DESCRIPTION OF THE TASK: Work out the number of lines containing "time". Answer with nothing but that number.

LISTED RECORDS:
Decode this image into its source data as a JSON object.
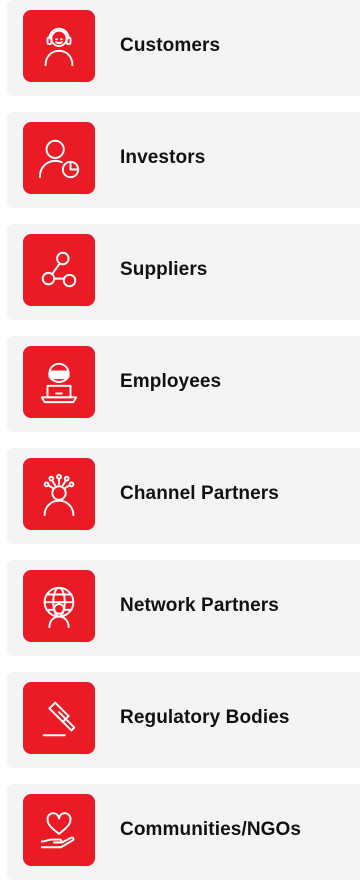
{
  "stakeholders": {
    "items": [
      {
        "label": "Customers",
        "icon": "customer-headset-icon"
      },
      {
        "label": "Investors",
        "icon": "investor-chart-icon"
      },
      {
        "label": "Suppliers",
        "icon": "supplier-network-icon"
      },
      {
        "label": "Employees",
        "icon": "employee-laptop-icon"
      },
      {
        "label": "Channel Partners",
        "icon": "channel-partner-network-icon"
      },
      {
        "label": "Network Partners",
        "icon": "network-partner-globe-icon"
      },
      {
        "label": "Regulatory Bodies",
        "icon": "gavel-icon"
      },
      {
        "label": "Communities/NGOs",
        "icon": "heart-hand-icon"
      }
    ],
    "accent_color": "#ea1b24",
    "card_color": "#f4f4f4"
  }
}
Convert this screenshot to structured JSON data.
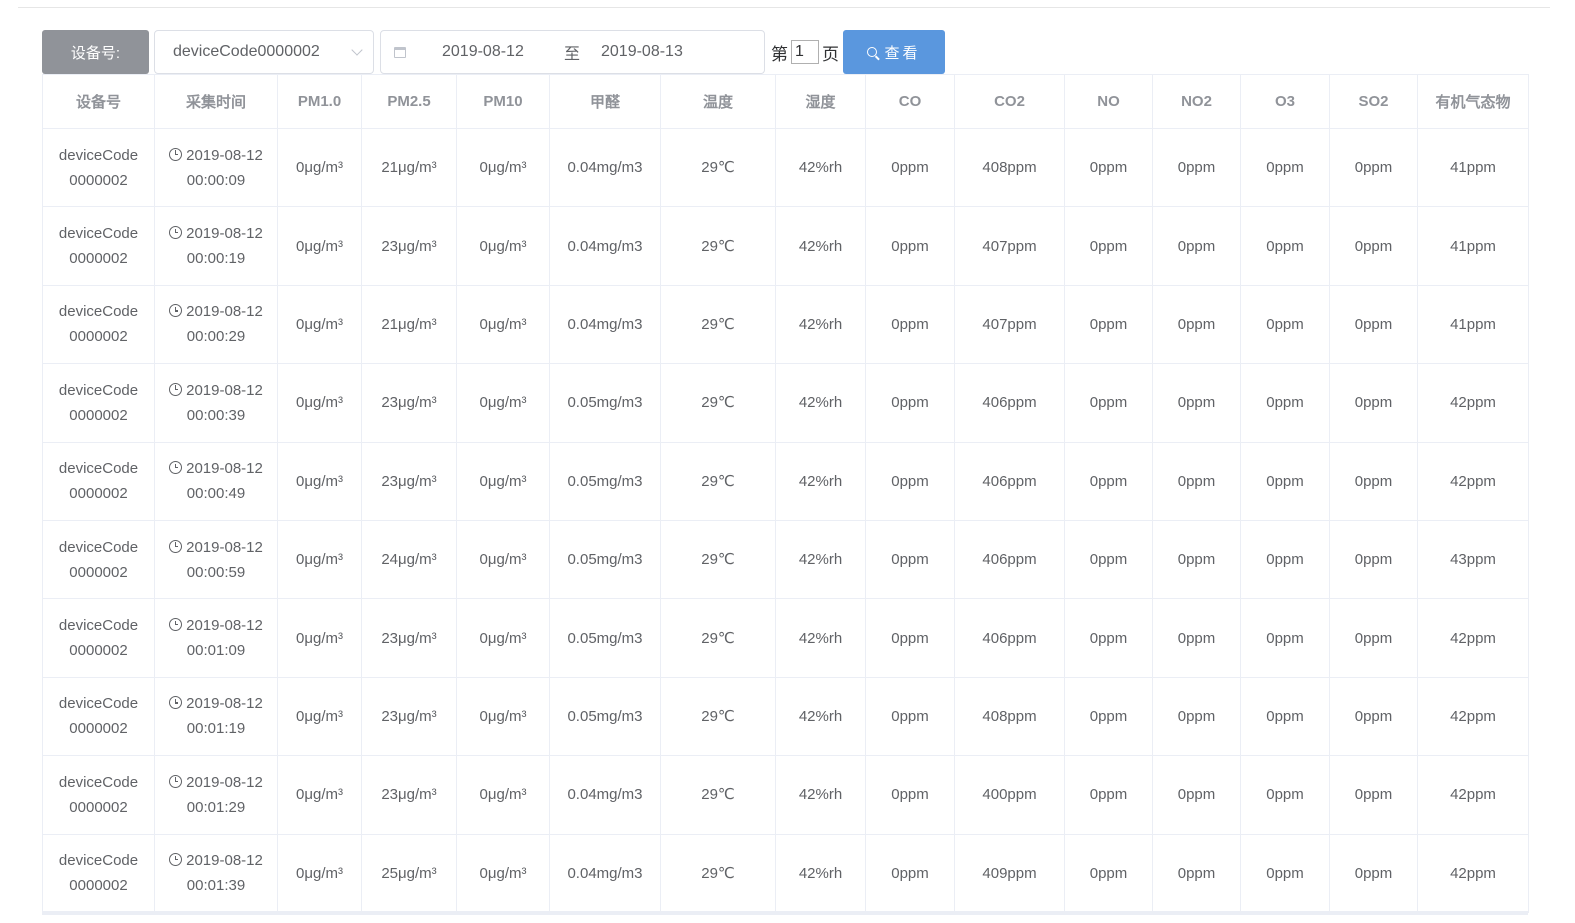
{
  "toolbar": {
    "device_label": "设备号:",
    "device_value": "deviceCode0000002",
    "date_start": "2019-08-12",
    "date_sep": "至",
    "date_end": "2019-08-13",
    "page_prefix": "第",
    "page_value": "1",
    "page_suffix": "页",
    "search_label": "查看",
    "accent_color": "#5a97de"
  },
  "table": {
    "columns": [
      "设备号",
      "采集时间",
      "PM1.0",
      "PM2.5",
      "PM10",
      "甲醛",
      "温度",
      "湿度",
      "CO",
      "CO2",
      "NO",
      "NO2",
      "O3",
      "SO2",
      "有机气态物"
    ],
    "rows": [
      {
        "device": "deviceCode",
        "device2": "0000002",
        "date": "2019-08-12",
        "time": "00:00:09",
        "pm1": "0μg/m³",
        "pm25": "21μg/m³",
        "pm10": "0μg/m³",
        "hcho": "0.04mg/m3",
        "temp": "29℃",
        "hum": "42%rh",
        "co": "0ppm",
        "co2": "408ppm",
        "no": "0ppm",
        "no2": "0ppm",
        "o3": "0ppm",
        "so2": "0ppm",
        "voc": "41ppm"
      },
      {
        "device": "deviceCode",
        "device2": "0000002",
        "date": "2019-08-12",
        "time": "00:00:19",
        "pm1": "0μg/m³",
        "pm25": "23μg/m³",
        "pm10": "0μg/m³",
        "hcho": "0.04mg/m3",
        "temp": "29℃",
        "hum": "42%rh",
        "co": "0ppm",
        "co2": "407ppm",
        "no": "0ppm",
        "no2": "0ppm",
        "o3": "0ppm",
        "so2": "0ppm",
        "voc": "41ppm"
      },
      {
        "device": "deviceCode",
        "device2": "0000002",
        "date": "2019-08-12",
        "time": "00:00:29",
        "pm1": "0μg/m³",
        "pm25": "21μg/m³",
        "pm10": "0μg/m³",
        "hcho": "0.04mg/m3",
        "temp": "29℃",
        "hum": "42%rh",
        "co": "0ppm",
        "co2": "407ppm",
        "no": "0ppm",
        "no2": "0ppm",
        "o3": "0ppm",
        "so2": "0ppm",
        "voc": "41ppm"
      },
      {
        "device": "deviceCode",
        "device2": "0000002",
        "date": "2019-08-12",
        "time": "00:00:39",
        "pm1": "0μg/m³",
        "pm25": "23μg/m³",
        "pm10": "0μg/m³",
        "hcho": "0.05mg/m3",
        "temp": "29℃",
        "hum": "42%rh",
        "co": "0ppm",
        "co2": "406ppm",
        "no": "0ppm",
        "no2": "0ppm",
        "o3": "0ppm",
        "so2": "0ppm",
        "voc": "42ppm"
      },
      {
        "device": "deviceCode",
        "device2": "0000002",
        "date": "2019-08-12",
        "time": "00:00:49",
        "pm1": "0μg/m³",
        "pm25": "23μg/m³",
        "pm10": "0μg/m³",
        "hcho": "0.05mg/m3",
        "temp": "29℃",
        "hum": "42%rh",
        "co": "0ppm",
        "co2": "406ppm",
        "no": "0ppm",
        "no2": "0ppm",
        "o3": "0ppm",
        "so2": "0ppm",
        "voc": "42ppm"
      },
      {
        "device": "deviceCode",
        "device2": "0000002",
        "date": "2019-08-12",
        "time": "00:00:59",
        "pm1": "0μg/m³",
        "pm25": "24μg/m³",
        "pm10": "0μg/m³",
        "hcho": "0.05mg/m3",
        "temp": "29℃",
        "hum": "42%rh",
        "co": "0ppm",
        "co2": "406ppm",
        "no": "0ppm",
        "no2": "0ppm",
        "o3": "0ppm",
        "so2": "0ppm",
        "voc": "43ppm"
      },
      {
        "device": "deviceCode",
        "device2": "0000002",
        "date": "2019-08-12",
        "time": "00:01:09",
        "pm1": "0μg/m³",
        "pm25": "23μg/m³",
        "pm10": "0μg/m³",
        "hcho": "0.05mg/m3",
        "temp": "29℃",
        "hum": "42%rh",
        "co": "0ppm",
        "co2": "406ppm",
        "no": "0ppm",
        "no2": "0ppm",
        "o3": "0ppm",
        "so2": "0ppm",
        "voc": "42ppm"
      },
      {
        "device": "deviceCode",
        "device2": "0000002",
        "date": "2019-08-12",
        "time": "00:01:19",
        "pm1": "0μg/m³",
        "pm25": "23μg/m³",
        "pm10": "0μg/m³",
        "hcho": "0.05mg/m3",
        "temp": "29℃",
        "hum": "42%rh",
        "co": "0ppm",
        "co2": "408ppm",
        "no": "0ppm",
        "no2": "0ppm",
        "o3": "0ppm",
        "so2": "0ppm",
        "voc": "42ppm"
      },
      {
        "device": "deviceCode",
        "device2": "0000002",
        "date": "2019-08-12",
        "time": "00:01:29",
        "pm1": "0μg/m³",
        "pm25": "23μg/m³",
        "pm10": "0μg/m³",
        "hcho": "0.04mg/m3",
        "temp": "29℃",
        "hum": "42%rh",
        "co": "0ppm",
        "co2": "400ppm",
        "no": "0ppm",
        "no2": "0ppm",
        "o3": "0ppm",
        "so2": "0ppm",
        "voc": "42ppm"
      },
      {
        "device": "deviceCode",
        "device2": "0000002",
        "date": "2019-08-12",
        "time": "00:01:39",
        "pm1": "0μg/m³",
        "pm25": "25μg/m³",
        "pm10": "0μg/m³",
        "hcho": "0.04mg/m3",
        "temp": "29℃",
        "hum": "42%rh",
        "co": "0ppm",
        "co2": "409ppm",
        "no": "0ppm",
        "no2": "0ppm",
        "o3": "0ppm",
        "so2": "0ppm",
        "voc": "42ppm"
      }
    ]
  }
}
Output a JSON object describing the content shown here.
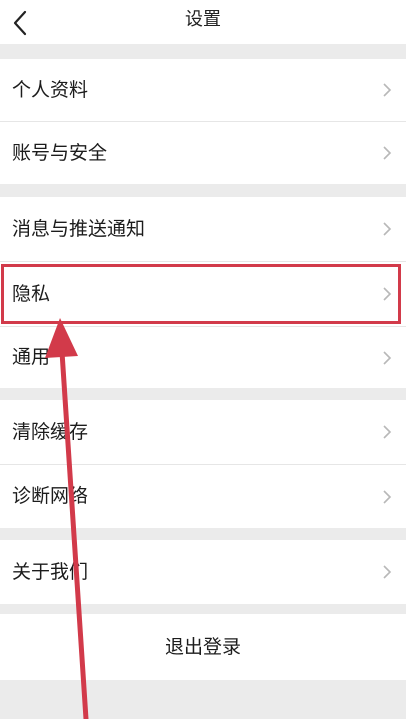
{
  "header": {
    "title": "设置",
    "back_icon": "chevron-left-icon"
  },
  "sections": [
    {
      "items": [
        {
          "label": "个人资料",
          "icon": "chevron-right-icon"
        },
        {
          "label": "账号与安全",
          "icon": "chevron-right-icon"
        }
      ]
    },
    {
      "items": [
        {
          "label": "消息与推送通知",
          "icon": "chevron-right-icon"
        },
        {
          "label": "隐私",
          "icon": "chevron-right-icon",
          "highlighted": true
        },
        {
          "label": "通用",
          "icon": "chevron-right-icon"
        }
      ]
    },
    {
      "items": [
        {
          "label": "清除缓存",
          "icon": "chevron-right-icon"
        },
        {
          "label": "诊断网络",
          "icon": "chevron-right-icon"
        }
      ]
    },
    {
      "items": [
        {
          "label": "关于我们",
          "icon": "chevron-right-icon"
        }
      ]
    }
  ],
  "logout": {
    "label": "退出登录"
  },
  "annotation": {
    "highlight_color": "#d23a4a",
    "arrow_color": "#d23a4a"
  }
}
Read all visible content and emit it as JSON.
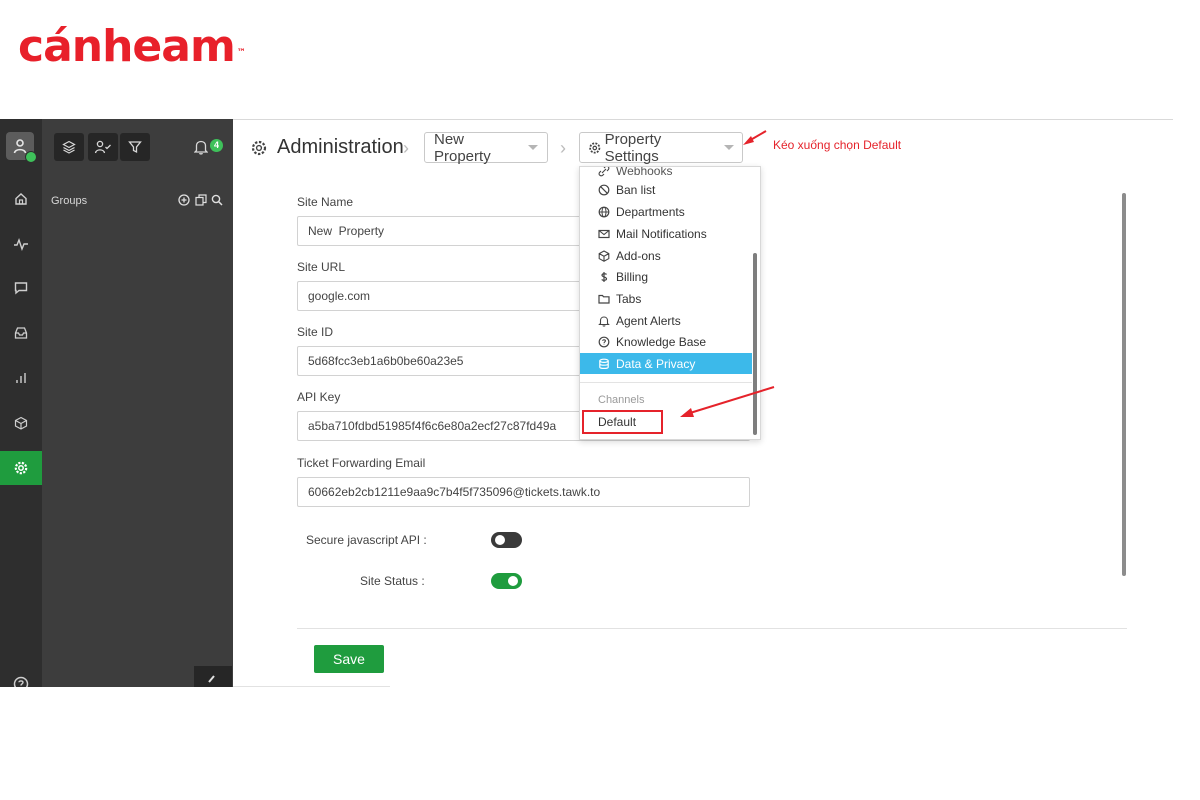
{
  "brand": {
    "logo_text": "cánheam",
    "trademark": "™"
  },
  "sidebar": {
    "groups_label": "Groups",
    "notification_count": "4",
    "nav_icons": [
      "home-icon",
      "activity-icon",
      "chat-icon",
      "inbox-icon",
      "reports-icon",
      "addons-icon",
      "settings-icon"
    ],
    "active_item": "settings-icon"
  },
  "header": {
    "title": "Administration",
    "property_select": "New Property",
    "section_select": "Property Settings",
    "annotation": "Kéo xuống chọn Default"
  },
  "form": {
    "site_name_label": "Site Name",
    "site_name_value": "New  Property",
    "site_url_label": "Site URL",
    "site_url_value": "google.com",
    "site_id_label": "Site ID",
    "site_id_value": "5d68fcc3eb1a6b0be60a23e5",
    "api_key_label": "API Key",
    "api_key_value": "a5ba710fdbd51985f4f6c6e80a2ecf27c87fd49a",
    "ticket_email_label": "Ticket Forwarding Email",
    "ticket_email_value": "60662eb2cb1211e9aa9c7b4f5f735096@tickets.tawk.to",
    "secure_js_label": "Secure javascript API :",
    "secure_js_enabled": false,
    "site_status_label": "Site Status :",
    "site_status_enabled": true,
    "save_label": "Save"
  },
  "dropdown": {
    "partial_item": "Webhooks",
    "items": [
      "Ban list",
      "Departments",
      "Mail Notifications",
      "Add-ons",
      "Billing",
      "Tabs",
      "Agent Alerts",
      "Knowledge Base",
      "Data & Privacy"
    ],
    "selected": "Data & Privacy",
    "group_label": "Channels",
    "channel_items": [
      "Default"
    ]
  },
  "colors": {
    "brand_red": "#e8202a",
    "accent_green": "#1f9c3e",
    "selected_blue": "#3cb9ea",
    "annotation_red": "#e5232b"
  }
}
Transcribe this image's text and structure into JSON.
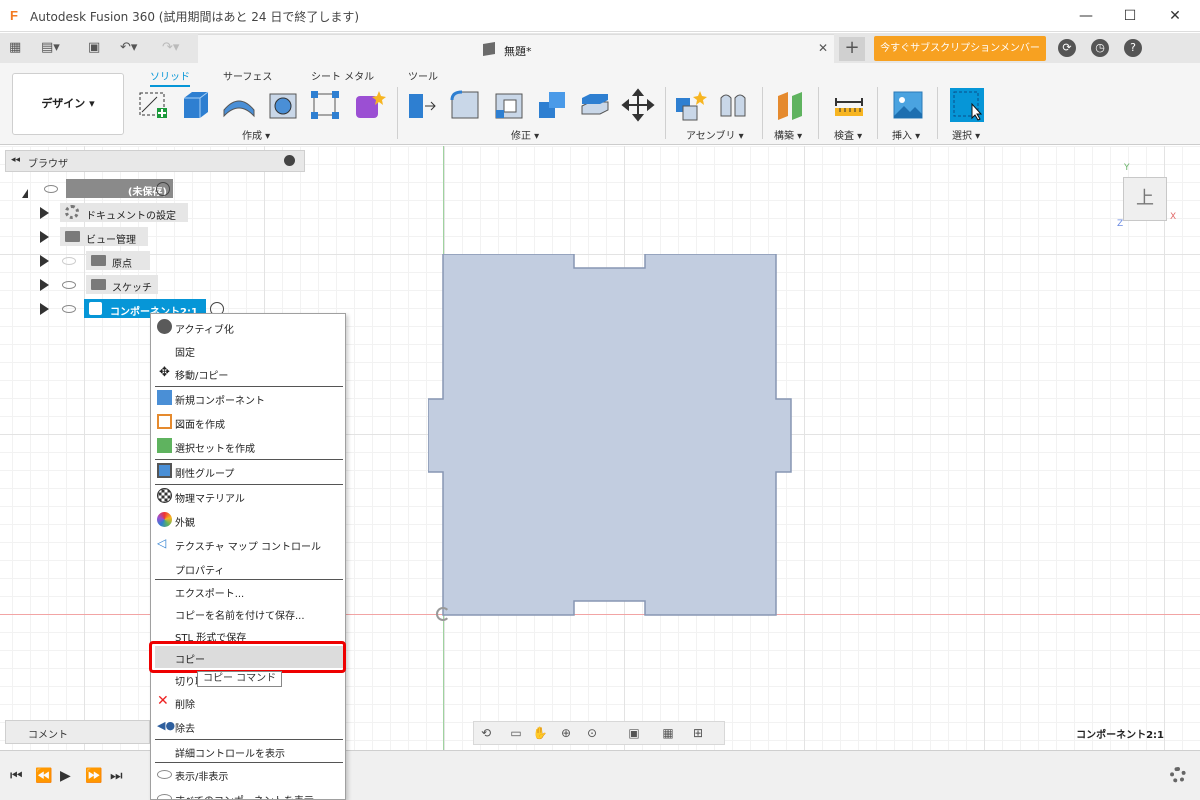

RIGHT ANSWER: 10